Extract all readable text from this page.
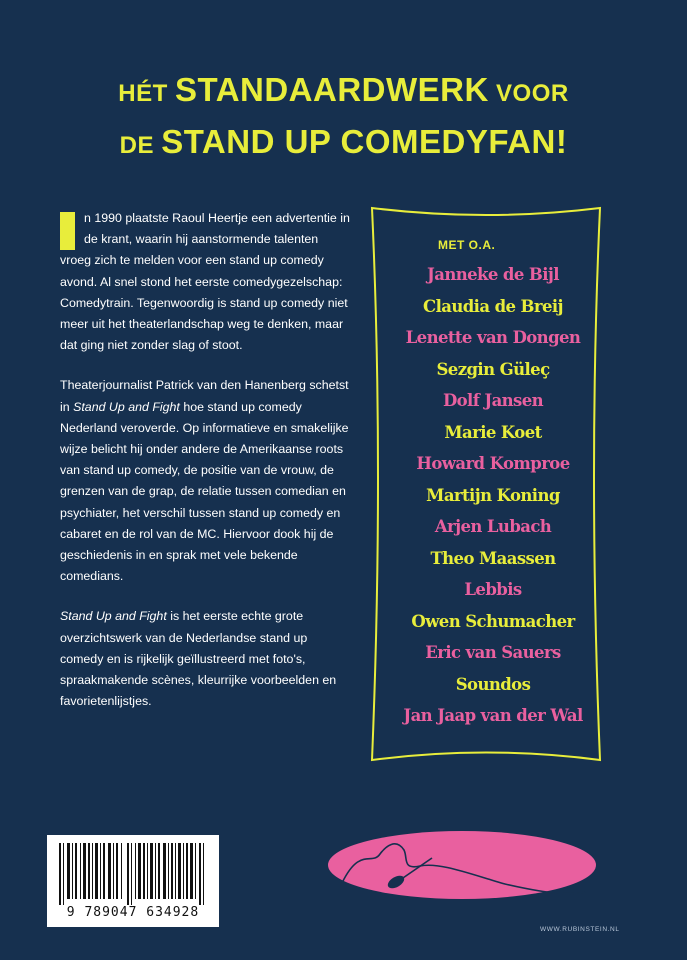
HÉT STANDAARDWERK VOOR
DE STAND UP COMEDYFAN!

n 1990 plaatste Raoul Heertje een advertentie in de krant, waarin hij aanstormende talenten vroeg zich te melden voor een stand up comedy avond. Al snel stond het eerste comedygezelschap: Comedytrain. Tegenwoordig is stand up comedy niet meer uit het theaterlandschap weg te denken, maar dat ging niet zonder slag of stoot.

Theaterjournalist Patrick van den Hanenberg schetst in Stand Up and Fight hoe stand up comedy Nederland veroverde. Op informatieve en smakelijke wijze belicht hij onder andere de Amerikaanse roots van stand up comedy, de positie van de vrouw, de grenzen van de grap, de relatie tussen comedian en psychiater, het verschil tussen stand up comedy en cabaret en de rol van de MC. Hiervoor dook hij de geschiedenis in en sprak met vele bekende comedians.

Stand Up and Fight is het eerste echte grote overzichtswerk van de Nederlandse stand up comedy en is rijkelijk geïllustreerd met foto's, spraakmakende scènes, kleurrijke voorbeelden en favorietenlijstjes.

MET O.A.
Janneke de Bijl
Claudia de Breij
Lenette van Dongen
Sezgin Güleç
Dolf Jansen
Marie Koet
Howard Komproe
Martijn Koning
Arjen Lubach
Theo Maassen
Lebbis
Owen Schumacher
Eric van Sauers
Soundos
Jan Jaap van der Wal
9 789047 634928
WWW.RUBINSTEIN.NL
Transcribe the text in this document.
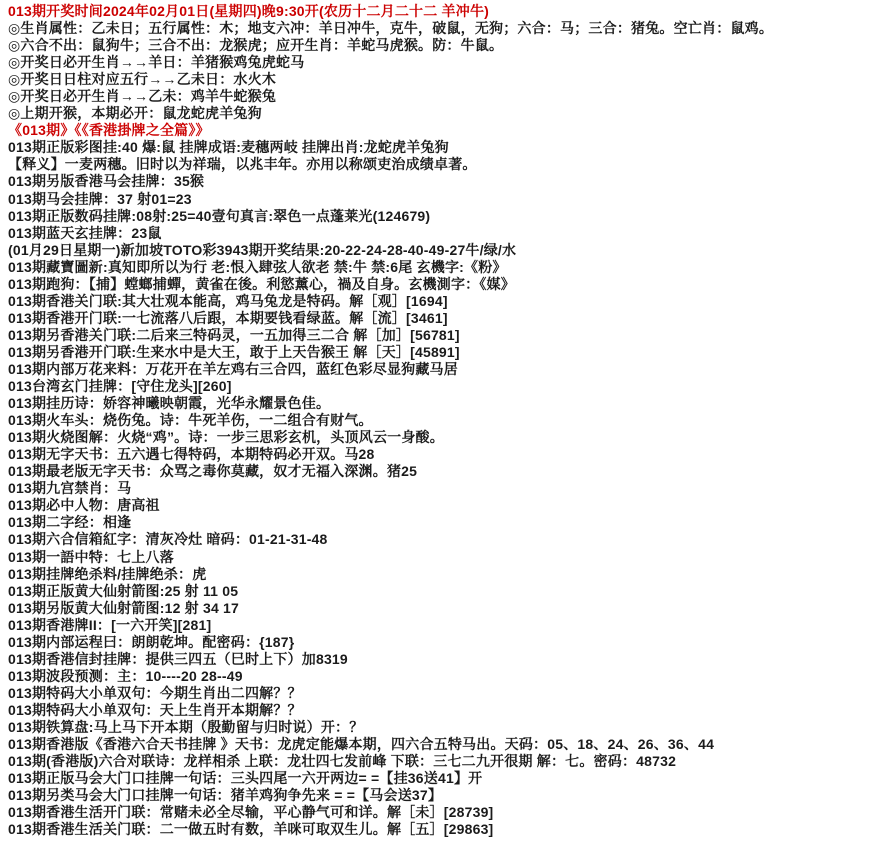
013期开奖时间2024年02月01日(星期四)晚9:30开(农历十二月二十二 羊冲牛)
◎生肖属性：乙未日；五行属性：木；地支六冲：羊日冲牛，克牛，破鼠，无狗；六合：马；三合：猪兔。空亡肖：鼠鸡。
◎六合不出：鼠狗牛；三合不出：龙猴虎；应开生肖：羊蛇马虎猴。防：牛鼠。
◎开奖日必开生肖→→羊日：羊猪猴鸡兔虎蛇马
◎开奖日日柱对应五行→→乙未日：水火木
◎开奖日必开生肖→→乙未：鸡羊牛蛇猴兔
◎上期开猴，本期必开：鼠龙蛇虎羊兔狗
《013期》《《香港掛牌之全篇》》
013期正版彩图挂:40 爆:鼠 挂牌成语:麦穗两岐 挂牌出肖:龙蛇虎羊兔狗
【释义】一麦两穗。旧时以为祥瑞，以兆丰年。亦用以称颂吏治成绩卓著。
013期另版香港马会挂牌：35猴
013期马会挂牌：37 射01=23
013期正版数码挂牌:08射:25=40壹句真言:翠色一点蓬莱光(124679)
013期蓝天玄挂牌：23鼠
(01月29日星期一)新加坡TOTO彩3943期开奖结果:20-22-24-28-40-49-27牛/绿/水
013期藏寶圖新:真知即所以为行 老:恨入肆弦人欲老 禁:牛 禁:6尾 玄機字:《粉》
013期跑狗：【捕】螳螂捕蟬，黄雀在後。利慾薰心，禍及自身。玄機測字：《媒》
013期香港关门联:其大壮观本能高，鸡马兔龙是特码。解［观］[1694]
013期香港开门联:一七流落八后跟，本期要钱看绿蓝。解［流］[3461]
013期另香港关门联:二后来三特码灵，一五加得三二合 解［加］[56781]
013期另香港开门联:生来水中是大王，敢于上天告猴王 解［天］[45891]
013期内部万花来料：万花开在羊左鸡右三合四，蓝红色彩尽显狗藏马居
013台湾玄门挂牌：[守住龙头][260]
013期挂历诗：娇容神曦映朝霞，光华永耀景色佳。
013期火车头：烧伤兔。诗：牛死羊伤，一二组合有财气。
013期火烧图解：火烧“鸡”。诗：一步三思彩玄机，头顶风云一身酸。
013期无字天书：五六遇七得特码，本期特码必开双。马28
013期最老版无字天书：众骂之毒你莫藏，奴才无福入深渊。猪25
013期九宫禁肖：马
013期必中人物：唐高祖
013期二字经：相逢
013期六合信箱紅字：清灰冷灶 暗码：01-21-31-48
013期一語中特：七上八落
013期挂牌绝杀料/挂牌绝杀：虎
013期正版黄大仙射箭图:25 射 11 05
013期另版黄大仙射箭图:12 射 34 17
013期香港牌II：[一六开笑][281]
013期内部运程曰：朗朗乾坤。配密码：{187}
013期香港信封挂牌：提供三四五（巳时上下）加8319
013期波段预测：主：10----20 28--49
013期特码大小单双句：今期生肖出二四解？？
013期特码大小单双句：天上生肖开本期解？？
013期铁算盘:马上马下开本期（殷勤留与归时说）开：？
013期香港版《香港六合天书挂牌 》天书：龙虎定能爆本期，四六合五特马出。天码：05、18、24、26、36、44
013期(香港版)六合对联诗：龙样相杀 上联：龙壮四七发前峰 下联：三七二九开很期 解：七。密码：48732
013期正版马会大门口挂牌一句话：三头四尾一六开两边= =【挂36送41】开
013期另类马会大门口挂牌一句话：猪羊鸡狗争先来 = =【马会送37】
013期香港生活开门联：常赌未必全尽输，平心静气可和详。解［未］[28739]
013期香港生活关门联：二一做五时有数，羊咪可取双生儿。解［五］[29863]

**Exercise goal**. Retype each line of the listing above word for word. Exclude the pictures.

**Written solution**.
Extract all readable text from this page.
HÉT STANDAARDWERK VOOR
DE STAND UP COMEDYFAN!

n 1990 plaatste Raoul Heertje een advertentie in de krant, waarin hij aanstormende talenten vroeg zich te melden voor een stand up comedy avond. Al snel stond het eerste comedygezelschap: Comedytrain. Tegenwoordig is stand up comedy niet meer uit het theaterlandschap weg te denken, maar dat ging niet zonder slag of stoot.

Theaterjournalist Patrick van den Hanenberg schetst in Stand Up and Fight hoe stand up comedy Nederland veroverde. Op informatieve en smakelijke wijze belicht hij onder andere de Amerikaanse roots van stand up comedy, de positie van de vrouw, de grenzen van de grap, de relatie tussen comedian en psychiater, het verschil tussen stand up comedy en cabaret en de rol van de MC. Hiervoor dook hij de geschiedenis in en sprak met vele bekende comedians.

Stand Up and Fight is het eerste echte grote overzichtswerk van de Nederlandse stand up comedy en is rijkelijk geïllustreerd met foto's, spraakmakende scènes, kleurrijke voorbeelden en favorietenlijstjes.

MET O.A.
Janneke de Bijl
Claudia de Breij
Lenette van Dongen
Sezgin Güleç
Dolf Jansen
Marie Koet
Howard Komproe
Martijn Koning
Arjen Lubach
Theo Maassen
Lebbis
Owen Schumacher
Eric van Sauers
Soundos
Jan Jaap van der Wal
9 789047 634928
WWW.RUBINSTEIN.NL
Transcribe the text in this document.
013期开奖时间2024年02月01日(星期四)晚9:30开(农历十二月二十二 羊冲牛)
◎生肖属性：乙未日；五行属性：木；地支六冲：羊日冲牛，克牛，破鼠，无狗；六合：马；三合：猪兔。空亡肖：鼠鸡。
◎六合不出：鼠狗牛；三合不出：龙猴虎；应开生肖：羊蛇马虎猴。防：牛鼠。
◎开奖日必开生肖→→羊日：羊猪猴鸡兔虎蛇马
◎开奖日日柱对应五行→→乙未日：水火木
◎开奖日必开生肖→→乙未：鸡羊牛蛇猴兔
◎上期开猴，本期必开：鼠龙蛇虎羊兔狗
《013期》《《香港掛牌之全篇》》
013期正版彩图挂:40 爆:鼠 挂牌成语:麦穗两岐 挂牌出肖:龙蛇虎羊兔狗
【释义】一麦两穗。旧时以为祥瑞，以兆丰年。亦用以称颂吏治成绩卓著。
013期另版香港马会挂牌：35猴
013期马会挂牌：37 射01=23
013期正版数码挂牌:08射:25=40壹句真言:翠色一点蓬莱光(124679)
013期蓝天玄挂牌：23鼠
(01月29日星期一)新加坡TOTO彩3943期开奖结果:20-22-24-28-40-49-27牛/绿/水
013期藏寶圖新:真知即所以为行 老:恨入肆弦人欲老 禁:牛 禁:6尾 玄機字:《粉》
013期跑狗：【捕】螳螂捕蟬，黄雀在後。利慾薰心，禍及自身。玄機測字：《媒》
013期香港关门联:其大壮观本能高，鸡马兔龙是特码。解［观］[1694]
013期香港开门联:一七流落八后跟，本期要钱看绿蓝。解［流］[3461]
013期另香港关门联:二后来三特码灵，一五加得三二合 解［加］[56781]
013期另香港开门联:生来水中是大王，敢于上天告猴王 解［天］[45891]
013期内部万花来料：万花开在羊左鸡右三合四，蓝红色彩尽显狗藏马居
013台湾玄门挂牌：[守住龙头][260]
013期挂历诗：娇容神曦映朝霞，光华永耀景色佳。
013期火车头：烧伤兔。诗：牛死羊伤，一二组合有财气。
013期火烧图解：火烧“鸡”。诗：一步三思彩玄机，头顶风云一身酸。
013期无字天书：五六遇七得特码，本期特码必开双。马28
013期最老版无字天书：众骂之毒你莫藏，奴才无福入深渊。猪25
013期九宫禁肖：马
013期必中人物：唐高祖
013期二字经：相逢
013期六合信箱紅字：清灰冷灶 暗码：01-21-31-48
013期一語中特：七上八落
013期挂牌绝杀料/挂牌绝杀：虎
013期正版黄大仙射箭图:25 射 11 05
013期另版黄大仙射箭图:12 射 34 17
013期香港牌II：[一六开笑][281]
013期内部运程曰：朗朗乾坤。配密码：{187}
013期香港信封挂牌：提供三四五（巳时上下）加8319
013期波段预测：主：10----20 28--49
013期特码大小单双句：今期生肖出二四解？？
013期特码大小单双句：天上生肖开本期解？？
013期铁算盘:马上马下开本期（殷勤留与归时说）开：？
013期香港版《香港六合天书挂牌 》天书：龙虎定能爆本期，四六合五特马出。天码：05、18、24、26、36、44
013期(香港版)六合对联诗：龙样相杀 上联：龙壮四七发前峰 下联：三七二九开很期 解：七。密码：48732
013期正版马会大门口挂牌一句话：三头四尾一六开两边= =【挂36送41】开
013期另类马会大门口挂牌一句话：猪羊鸡狗争先来 = =【马会送37】
013期香港生活开门联：常赌未必全尽输，平心静气可和详。解［未］[28739]
013期香港生活关门联：二一做五时有数，羊咪可取双生儿。解［五］[29863]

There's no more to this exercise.